[Recorded data]
......
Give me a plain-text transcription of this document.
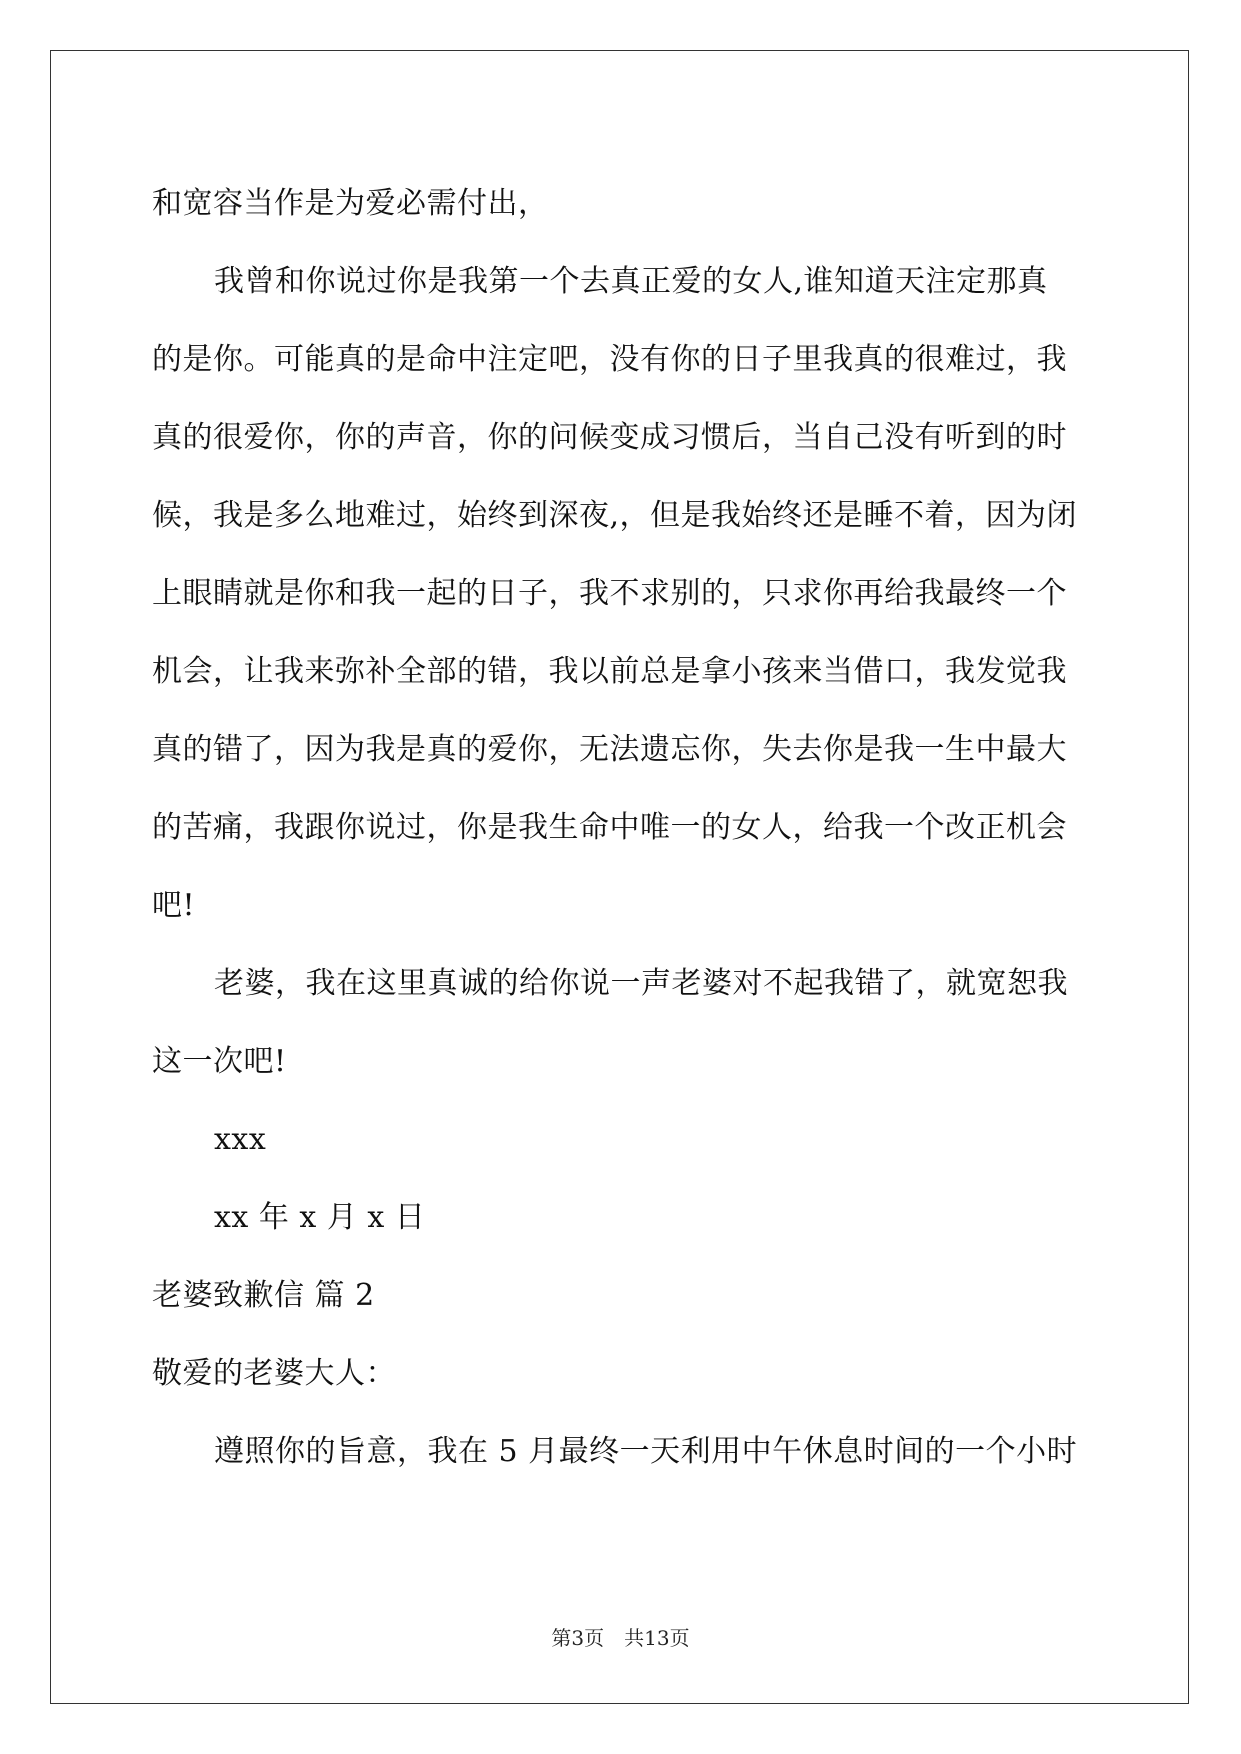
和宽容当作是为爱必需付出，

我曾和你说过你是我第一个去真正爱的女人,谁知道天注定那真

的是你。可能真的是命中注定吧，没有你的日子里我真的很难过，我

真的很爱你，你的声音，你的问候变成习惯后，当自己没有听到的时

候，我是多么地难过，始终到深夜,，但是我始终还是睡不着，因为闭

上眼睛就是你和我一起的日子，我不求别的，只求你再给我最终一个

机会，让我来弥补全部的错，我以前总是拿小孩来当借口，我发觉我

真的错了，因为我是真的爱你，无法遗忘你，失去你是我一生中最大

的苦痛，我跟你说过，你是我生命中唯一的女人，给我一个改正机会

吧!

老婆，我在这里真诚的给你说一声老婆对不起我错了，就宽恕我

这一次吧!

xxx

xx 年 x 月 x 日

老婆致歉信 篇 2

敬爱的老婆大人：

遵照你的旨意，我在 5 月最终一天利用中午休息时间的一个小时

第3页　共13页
......
> Task statement: Without the pictures, output the full listing exactly as it stands.

> Response below:
Give me a plain-text transcription of this document.
和宽容当作是为爱必需付出，

我曾和你说过你是我第一个去真正爱的女人,谁知道天注定那真

的是你。可能真的是命中注定吧，没有你的日子里我真的很难过，我

真的很爱你，你的声音，你的问候变成习惯后，当自己没有听到的时

候，我是多么地难过，始终到深夜,，但是我始终还是睡不着，因为闭

上眼睛就是你和我一起的日子，我不求别的，只求你再给我最终一个

机会，让我来弥补全部的错，我以前总是拿小孩来当借口，我发觉我

真的错了，因为我是真的爱你，无法遗忘你，失去你是我一生中最大

的苦痛，我跟你说过，你是我生命中唯一的女人，给我一个改正机会

吧!

老婆，我在这里真诚的给你说一声老婆对不起我错了，就宽恕我

这一次吧!

xxx

xx 年 x 月 x 日

老婆致歉信 篇 2

敬爱的老婆大人：

遵照你的旨意，我在 5 月最终一天利用中午休息时间的一个小时

第3页　共13页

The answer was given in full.